* _Layout dataset entries_
(begin)
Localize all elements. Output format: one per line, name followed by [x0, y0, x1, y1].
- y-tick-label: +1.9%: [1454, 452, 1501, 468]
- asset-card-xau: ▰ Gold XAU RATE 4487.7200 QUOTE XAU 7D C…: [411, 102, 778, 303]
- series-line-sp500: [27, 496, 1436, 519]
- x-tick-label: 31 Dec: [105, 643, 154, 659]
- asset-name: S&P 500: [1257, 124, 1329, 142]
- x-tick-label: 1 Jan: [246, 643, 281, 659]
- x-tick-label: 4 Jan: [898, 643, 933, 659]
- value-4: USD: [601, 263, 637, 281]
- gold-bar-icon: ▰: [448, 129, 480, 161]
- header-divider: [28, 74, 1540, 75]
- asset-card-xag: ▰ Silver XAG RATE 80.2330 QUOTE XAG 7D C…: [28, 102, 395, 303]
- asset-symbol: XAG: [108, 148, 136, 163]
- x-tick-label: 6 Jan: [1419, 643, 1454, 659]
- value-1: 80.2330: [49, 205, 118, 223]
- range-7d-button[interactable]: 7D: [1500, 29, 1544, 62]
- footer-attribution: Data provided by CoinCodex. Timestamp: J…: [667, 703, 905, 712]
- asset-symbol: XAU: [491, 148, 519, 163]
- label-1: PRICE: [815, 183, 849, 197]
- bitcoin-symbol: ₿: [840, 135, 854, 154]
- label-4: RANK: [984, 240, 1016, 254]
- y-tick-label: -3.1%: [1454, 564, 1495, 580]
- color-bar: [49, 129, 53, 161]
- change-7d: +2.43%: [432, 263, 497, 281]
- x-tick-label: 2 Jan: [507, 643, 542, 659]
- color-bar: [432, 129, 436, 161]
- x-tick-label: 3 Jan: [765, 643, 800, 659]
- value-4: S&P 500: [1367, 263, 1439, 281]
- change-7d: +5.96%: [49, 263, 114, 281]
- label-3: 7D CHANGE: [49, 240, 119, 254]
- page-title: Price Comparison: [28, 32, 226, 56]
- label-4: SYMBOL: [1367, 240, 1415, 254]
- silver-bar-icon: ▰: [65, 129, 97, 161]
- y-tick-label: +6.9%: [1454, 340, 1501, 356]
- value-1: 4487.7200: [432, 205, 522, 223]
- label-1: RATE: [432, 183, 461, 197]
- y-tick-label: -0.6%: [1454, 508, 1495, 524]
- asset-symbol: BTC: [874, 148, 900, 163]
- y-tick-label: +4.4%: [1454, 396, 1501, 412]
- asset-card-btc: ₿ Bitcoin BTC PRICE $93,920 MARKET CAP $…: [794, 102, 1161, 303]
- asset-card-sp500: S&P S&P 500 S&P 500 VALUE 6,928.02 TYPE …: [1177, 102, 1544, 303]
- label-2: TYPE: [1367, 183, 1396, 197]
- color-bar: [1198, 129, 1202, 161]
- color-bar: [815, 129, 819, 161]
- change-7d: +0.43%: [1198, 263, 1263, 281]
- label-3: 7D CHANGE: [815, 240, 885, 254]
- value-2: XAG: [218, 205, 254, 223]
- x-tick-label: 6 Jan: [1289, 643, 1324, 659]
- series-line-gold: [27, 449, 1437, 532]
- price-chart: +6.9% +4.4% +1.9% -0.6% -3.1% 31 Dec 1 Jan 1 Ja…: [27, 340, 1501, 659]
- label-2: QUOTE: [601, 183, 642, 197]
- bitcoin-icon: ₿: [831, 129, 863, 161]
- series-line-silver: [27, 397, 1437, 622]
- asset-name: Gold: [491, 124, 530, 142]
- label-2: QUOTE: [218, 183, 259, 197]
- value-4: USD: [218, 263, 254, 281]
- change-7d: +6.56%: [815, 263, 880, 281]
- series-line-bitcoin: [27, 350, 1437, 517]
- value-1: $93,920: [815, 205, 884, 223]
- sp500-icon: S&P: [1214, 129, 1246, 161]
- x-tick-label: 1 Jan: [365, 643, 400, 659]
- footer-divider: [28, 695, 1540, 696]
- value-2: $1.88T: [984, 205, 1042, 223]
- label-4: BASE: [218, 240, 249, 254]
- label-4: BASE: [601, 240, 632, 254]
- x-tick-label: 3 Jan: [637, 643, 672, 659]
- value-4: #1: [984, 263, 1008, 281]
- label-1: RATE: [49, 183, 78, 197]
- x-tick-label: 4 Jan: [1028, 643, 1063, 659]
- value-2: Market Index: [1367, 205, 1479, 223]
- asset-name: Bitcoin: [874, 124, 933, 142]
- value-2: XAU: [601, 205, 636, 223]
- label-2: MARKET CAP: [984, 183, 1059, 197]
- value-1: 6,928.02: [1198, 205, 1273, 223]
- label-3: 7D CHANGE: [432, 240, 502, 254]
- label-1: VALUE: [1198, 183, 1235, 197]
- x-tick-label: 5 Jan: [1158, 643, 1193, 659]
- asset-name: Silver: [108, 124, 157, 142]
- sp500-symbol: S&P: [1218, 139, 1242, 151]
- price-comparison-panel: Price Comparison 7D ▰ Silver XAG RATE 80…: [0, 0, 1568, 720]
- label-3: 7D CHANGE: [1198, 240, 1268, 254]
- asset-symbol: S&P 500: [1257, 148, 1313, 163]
(end)
* _Set problem_
Revise the entries above by replacing each occurrence of "7D CHANGE" with "WEEKLY CHANGE", leaving everything else unchanged.

* _Solution to this problem_
Localize all elements. Output format: one per line, name followed by [x0, y0, x1, y1].
- y-tick-label: +1.9%: [1454, 452, 1501, 468]
- asset-card-xau: ▰ Gold XAU RATE 4487.7200 QUOTE XAU 7D C…: [411, 102, 778, 303]
- series-line-sp500: [27, 496, 1436, 519]
- x-tick-label: 31 Dec: [105, 643, 154, 659]
- asset-name: S&P 500: [1257, 124, 1329, 142]
- x-tick-label: 1 Jan: [246, 643, 281, 659]
- x-tick-label: 4 Jan: [898, 643, 933, 659]
- value-4: USD: [601, 263, 637, 281]
- gold-bar-icon: ▰: [448, 129, 480, 161]
- header-divider: [28, 74, 1540, 75]
- asset-card-xag: ▰ Silver XAG RATE 80.2330 QUOTE XAG 7D C…: [28, 102, 395, 303]
- asset-symbol: XAG: [108, 148, 136, 163]
- x-tick-label: 6 Jan: [1419, 643, 1454, 659]
- value-1: 80.2330: [49, 205, 118, 223]
- range-7d-button[interactable]: 7D: [1500, 29, 1544, 62]
- footer-attribution: Data provided by CoinCodex. Timestamp: J…: [667, 703, 905, 712]
- asset-symbol: XAU: [491, 148, 519, 163]
- label-1: PRICE: [815, 183, 849, 197]
- bitcoin-symbol: ₿: [840, 135, 854, 154]
- label-4: RANK: [984, 240, 1016, 254]
- y-tick-label: -3.1%: [1454, 564, 1495, 580]
- color-bar: [49, 129, 53, 161]
- change-7d: +2.43%: [432, 263, 497, 281]
- x-tick-label: 2 Jan: [507, 643, 542, 659]
- color-bar: [432, 129, 436, 161]
- x-tick-label: 3 Jan: [765, 643, 800, 659]
- value-4: S&P 500: [1367, 263, 1439, 281]
- change-7d: +5.96%: [49, 263, 114, 281]
- label-3: WEEKLY CHANGE: [49, 240, 119, 254]
- page-title: Price Comparison: [28, 32, 226, 56]
- label-4: SYMBOL: [1367, 240, 1415, 254]
- silver-bar-icon: ▰: [65, 129, 97, 161]
- y-tick-label: +6.9%: [1454, 340, 1501, 356]
- value-1: 4487.7200: [432, 205, 522, 223]
- label-1: RATE: [432, 183, 461, 197]
- y-tick-label: -0.6%: [1454, 508, 1495, 524]
- asset-symbol: BTC: [874, 148, 900, 163]
- y-tick-label: +4.4%: [1454, 396, 1501, 412]
- asset-card-btc: ₿ Bitcoin BTC PRICE $93,920 MARKET CAP $…: [794, 102, 1161, 303]
- asset-card-sp500: S&P S&P 500 S&P 500 VALUE 6,928.02 TYPE …: [1177, 102, 1544, 303]
- label-2: TYPE: [1367, 183, 1396, 197]
- color-bar: [1198, 129, 1202, 161]
- color-bar: [815, 129, 819, 161]
- change-7d: +0.43%: [1198, 263, 1263, 281]
- label-3: WEEKLY CHANGE: [815, 240, 885, 254]
- value-2: XAG: [218, 205, 254, 223]
- x-tick-label: 6 Jan: [1289, 643, 1324, 659]
- series-line-gold: [27, 449, 1437, 532]
- price-chart: +6.9% +4.4% +1.9% -0.6% -3.1% 31 Dec 1 Jan 1 Ja…: [27, 340, 1501, 659]
- label-2: QUOTE: [601, 183, 642, 197]
- bitcoin-icon: ₿: [831, 129, 863, 161]
- series-line-silver: [27, 397, 1437, 622]
- asset-name: Gold: [491, 124, 530, 142]
- label-2: QUOTE: [218, 183, 259, 197]
- value-4: USD: [218, 263, 254, 281]
- change-7d: +6.56%: [815, 263, 880, 281]
- series-line-bitcoin: [27, 350, 1437, 517]
- value-1: $93,920: [815, 205, 884, 223]
- sp500-icon: S&P: [1214, 129, 1246, 161]
- x-tick-label: 1 Jan: [365, 643, 400, 659]
- footer-divider: [28, 695, 1540, 696]
- value-2: $1.88T: [984, 205, 1042, 223]
- label-4: BASE: [218, 240, 249, 254]
- label-4: BASE: [601, 240, 632, 254]
- x-tick-label: 3 Jan: [637, 643, 672, 659]
- value-4: #1: [984, 263, 1008, 281]
- label-1: RATE: [49, 183, 78, 197]
- x-tick-label: 4 Jan: [1028, 643, 1063, 659]
- value-2: Market Index: [1367, 205, 1479, 223]
- asset-name: Bitcoin: [874, 124, 933, 142]
- value-2: XAU: [601, 205, 636, 223]
- label-2: MARKET CAP: [984, 183, 1059, 197]
- value-1: 6,928.02: [1198, 205, 1273, 223]
- label-3: WEEKLY CHANGE: [432, 240, 502, 254]
- label-1: VALUE: [1198, 183, 1235, 197]
- x-tick-label: 5 Jan: [1158, 643, 1193, 659]
- asset-name: Silver: [108, 124, 157, 142]
- sp500-symbol: S&P: [1218, 139, 1242, 151]
- price-comparison-panel: Price Comparison 7D ▰ Silver XAG RATE 80…: [0, 0, 1568, 720]
- label-3: WEEKLY CHANGE: [1198, 240, 1268, 254]
- asset-symbol: S&P 500: [1257, 148, 1313, 163]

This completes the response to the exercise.